Report how many lines of the listing below include the word "wellbeing". Give nothing but the number.

===== Records to use =====

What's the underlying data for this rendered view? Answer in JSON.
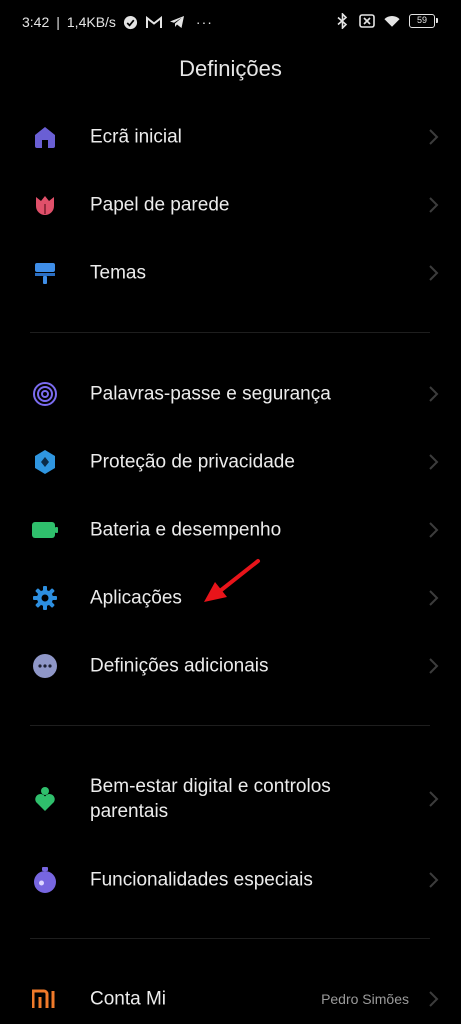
{
  "status_bar": {
    "time": "3:42",
    "separator": "|",
    "net_speed": "1,4KB/s",
    "more": "···",
    "battery": "59"
  },
  "header": {
    "title": "Definições"
  },
  "groups": [
    {
      "items": [
        {
          "label": "Ecrã inicial",
          "icon": "home-icon"
        },
        {
          "label": "Papel de parede",
          "icon": "tulip-icon"
        },
        {
          "label": "Temas",
          "icon": "paint-roller-icon"
        }
      ]
    },
    {
      "items": [
        {
          "label": "Palavras-passe e segurança",
          "icon": "fingerprint-icon"
        },
        {
          "label": "Proteção de privacidade",
          "icon": "privacy-shield-icon"
        },
        {
          "label": "Bateria e desempenho",
          "icon": "battery-icon"
        },
        {
          "label": "Aplicações",
          "icon": "gear-icon"
        },
        {
          "label": "Definições adicionais",
          "icon": "more-dots-icon"
        }
      ]
    },
    {
      "items": [
        {
          "label_line1": "Bem-estar digital e controlos",
          "label_line2": "parentais",
          "icon": "wellbeing-icon"
        },
        {
          "label": "Funcionalidades especiais",
          "icon": "special-features-icon"
        }
      ]
    },
    {
      "items": [
        {
          "label": "Conta Mi",
          "value": "Pedro Simões",
          "icon": "mi-logo-icon"
        }
      ]
    }
  ],
  "colors": {
    "background": "#000000",
    "home": "#6a5fd4",
    "tulip": "#e0506a",
    "themes": "#3f8ee8",
    "fingerprint": "#7b6cf0",
    "privacy": "#2f96e0",
    "battery": "#2fbf6c",
    "gear": "#2d8fe0",
    "more": "#8f97c8",
    "wellbeing": "#2fbf6c",
    "special": "#7766e0",
    "mi": "#f07a2a",
    "annotation_arrow": "#e8141a"
  }
}
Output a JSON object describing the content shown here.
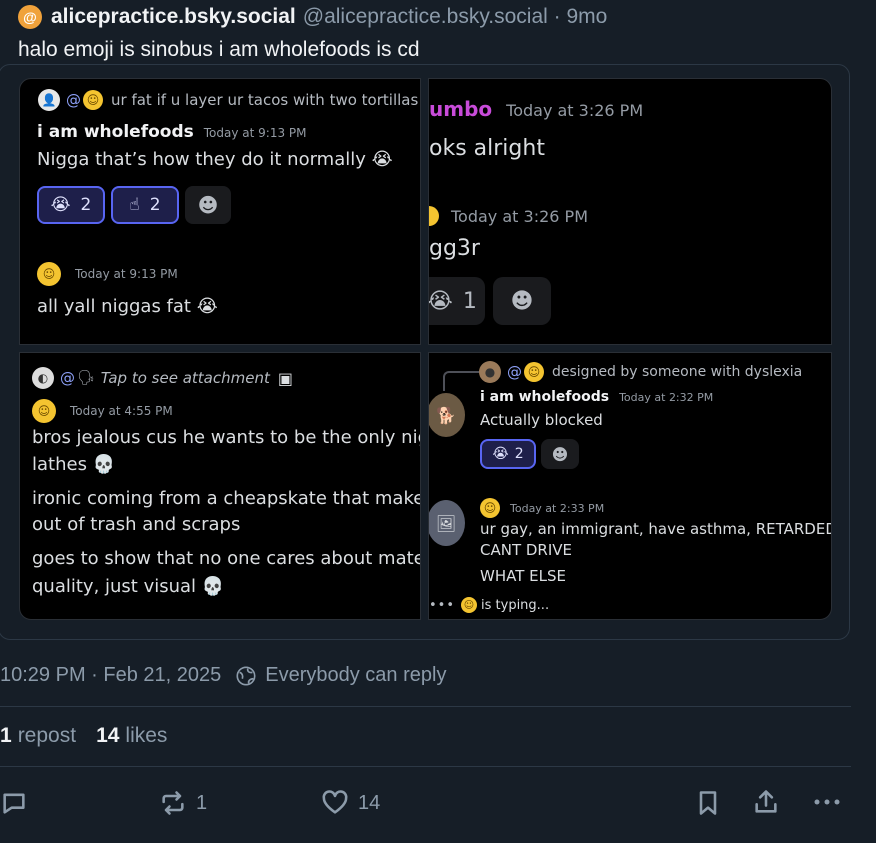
{
  "post": {
    "display_name": "alicepractice.bsky.social",
    "handle": "@alicepractice.bsky.social · 9mo",
    "text": "halo emoji is sinobus i am wholefoods is cd",
    "timestamp": "10:29 PM · Feb 21, 2025",
    "reply_setting": "Everybody can reply"
  },
  "stats": {
    "reposts_count": "1",
    "reposts_label": "repost",
    "likes_count": "14",
    "likes_label": "likes"
  },
  "actions": {
    "repost_count": "1",
    "like_count": "14"
  },
  "panel1": {
    "reply_text": "ur fat if u layer ur tacos with two tortillas",
    "user1": "i am wholefoods",
    "ts1": "Today at 9:13 PM",
    "msg1": "Nigga that’s how they do it normally 😭",
    "react1": "2",
    "react2": "2",
    "ts2": "Today at 9:13 PM",
    "msg2": "all yall niggas fat 😭"
  },
  "panel2": {
    "user1": "umbo",
    "ts1": "Today at 3:26 PM",
    "msg1": "oks alright",
    "ts2": "Today at 3:26 PM",
    "msg2": "gg3r",
    "react1": "1"
  },
  "panel3": {
    "reply_text": "Tap to see attachment",
    "ts1": "Today at 4:55 PM",
    "msg1a": "bros jealous cus he wants to be the only nigga",
    "msg1b": "lathes 💀",
    "msg2a": "ironic coming from a cheapskate that makes t",
    "msg2b": "out of trash and scraps",
    "msg3a": "goes to show that no one cares about materia",
    "msg3b": "quality, just visual 💀"
  },
  "panel4": {
    "reply_text": "designed by someone with dyslexia",
    "user1": "i am wholefoods",
    "ts1": "Today at 2:32 PM",
    "msg1": "Actually blocked",
    "react1": "2",
    "ts2": "Today at 2:33 PM",
    "msg2a": "ur gay, an immigrant, have asthma, RETARDED,",
    "msg2b": "CANT DRIVE",
    "msg3": "WHAT ELSE",
    "typing": "is typing..."
  },
  "icons": {
    "avatar_letter": "@"
  },
  "colors": {
    "background": "#161e27",
    "discord_black": "#000000",
    "reaction_blue": "#5865f2",
    "mention": "#8c9ff5",
    "accent_orange": "#f0a23b"
  }
}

=====

| The response |
2